◆ **TASK DIRECTIONS**:
Each record must be retyped in full. No character may differ.

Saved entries
_____

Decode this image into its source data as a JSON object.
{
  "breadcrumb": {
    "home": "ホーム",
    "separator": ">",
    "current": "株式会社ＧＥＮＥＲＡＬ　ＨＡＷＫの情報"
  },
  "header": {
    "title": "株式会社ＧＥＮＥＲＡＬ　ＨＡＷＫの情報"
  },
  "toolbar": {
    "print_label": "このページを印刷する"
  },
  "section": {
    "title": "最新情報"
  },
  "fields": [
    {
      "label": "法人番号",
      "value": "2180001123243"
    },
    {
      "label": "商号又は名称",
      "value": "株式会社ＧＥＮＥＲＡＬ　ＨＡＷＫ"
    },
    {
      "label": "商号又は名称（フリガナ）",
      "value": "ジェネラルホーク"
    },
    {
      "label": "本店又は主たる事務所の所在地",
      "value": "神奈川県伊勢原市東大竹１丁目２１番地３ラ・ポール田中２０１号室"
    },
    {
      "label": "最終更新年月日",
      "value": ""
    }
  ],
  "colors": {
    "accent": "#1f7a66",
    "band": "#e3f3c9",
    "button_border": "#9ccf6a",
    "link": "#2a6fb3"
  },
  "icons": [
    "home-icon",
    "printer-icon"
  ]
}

_____

◆ **ANSWER**:
Decode this image into its source data as a JSON object.
{
  "breadcrumb": {
    "home": "ホーム",
    "separator": ">",
    "current": "株式会社ＧＥＮＥＲＡＬ　ＨＡＷＫの情報"
  },
  "header": {
    "title": "株式会社ＧＥＮＥＲＡＬ　ＨＡＷＫの情報"
  },
  "toolbar": {
    "print_label": "このページを印刷する"
  },
  "section": {
    "title": "最新情報"
  },
  "fields": [
    {
      "label": "法人番号",
      "value": "2180001123243"
    },
    {
      "label": "商号又は名称",
      "value": "株式会社ＧＥＮＥＲＡＬ　ＨＡＷＫ"
    },
    {
      "label": "商号又は名称（フリガナ）",
      "value": "ジェネラルホーク"
    },
    {
      "label": "本店又は主たる事務所の所在地",
      "value": "神奈川県伊勢原市東大竹１丁目２１番地３ラ・ポール田中２０１号室"
    },
    {
      "label": "最終更新年月日",
      "value": ""
    }
  ],
  "colors": {
    "accent": "#1f7a66",
    "band": "#e3f3c9",
    "button_border": "#9ccf6a",
    "link": "#2a6fb3"
  },
  "icons": [
    "home-icon",
    "printer-icon"
  ]
}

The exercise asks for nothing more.